[BEGIN Material for this exercise]

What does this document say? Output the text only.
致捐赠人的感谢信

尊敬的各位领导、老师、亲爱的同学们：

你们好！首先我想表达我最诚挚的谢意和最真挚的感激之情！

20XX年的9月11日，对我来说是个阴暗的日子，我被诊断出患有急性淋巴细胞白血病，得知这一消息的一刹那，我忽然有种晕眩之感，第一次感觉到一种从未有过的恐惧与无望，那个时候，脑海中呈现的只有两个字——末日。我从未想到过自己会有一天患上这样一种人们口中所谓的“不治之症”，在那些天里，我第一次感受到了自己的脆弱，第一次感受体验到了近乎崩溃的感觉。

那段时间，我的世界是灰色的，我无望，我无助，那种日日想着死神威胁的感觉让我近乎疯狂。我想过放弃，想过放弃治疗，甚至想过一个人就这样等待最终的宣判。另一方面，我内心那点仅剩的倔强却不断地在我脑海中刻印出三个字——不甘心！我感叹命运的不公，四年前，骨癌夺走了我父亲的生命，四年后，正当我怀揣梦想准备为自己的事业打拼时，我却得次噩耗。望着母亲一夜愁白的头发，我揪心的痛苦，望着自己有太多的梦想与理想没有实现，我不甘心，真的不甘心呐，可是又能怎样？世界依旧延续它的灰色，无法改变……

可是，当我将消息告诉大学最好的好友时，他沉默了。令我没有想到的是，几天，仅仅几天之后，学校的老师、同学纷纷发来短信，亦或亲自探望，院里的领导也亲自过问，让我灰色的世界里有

[END Material for this exercise]

■ Written problem
Print the records above in full, exactly.

■ Solution to this task
What does this document say? Output the text only.
致捐赠人的感谢信

尊敬的各位领导、老师、亲爱的同学们：

你们好！首先我想表达我最诚挚的谢意和最真挚的感激之情！

20XX年的9月11日，对我来说是个阴暗的日子，我被诊断出患有急性淋巴细胞白血病，得知这一消息的一刹那，我忽然有种晕眩之感，第一次感觉到一种从未有过的恐惧与无望，那个时候，脑海中呈现的只有两个字——末日。我从未想到过自己会有一天患上这样一种人们口中所谓的“不治之症”，在那些天里，我第一次感受到了自己的脆弱，第一次感受体验到了近乎崩溃的感觉。

那段时间，我的世界是灰色的，我无望，我无助，那种日日想着死神威胁的感觉让我近乎疯狂。我想过放弃，想过放弃治疗，甚至想过一个人就这样等待最终的宣判。另一方面，我内心那点仅剩的倔强却不断地在我脑海中刻印出三个字——不甘心！我感叹命运的不公，四年前，骨癌夺走了我父亲的生命，四年后，正当我怀揣梦想准备为自己的事业打拼时，我却得次噩耗。望着母亲一夜愁白的头发，我揪心的痛苦，望着自己有太多的梦想与理想没有实现，我不甘心，真的不甘心呐，可是又能怎样？世界依旧延续它的灰色，无法改变……

可是，当我将消息告诉大学最好的好友时，他沉默了。令我没有想到的是，几天，仅仅几天之后，学校的老师、同学纷纷发来短信，亦或亲自探望，院里的领导也亲自过问，让我灰色的世界里有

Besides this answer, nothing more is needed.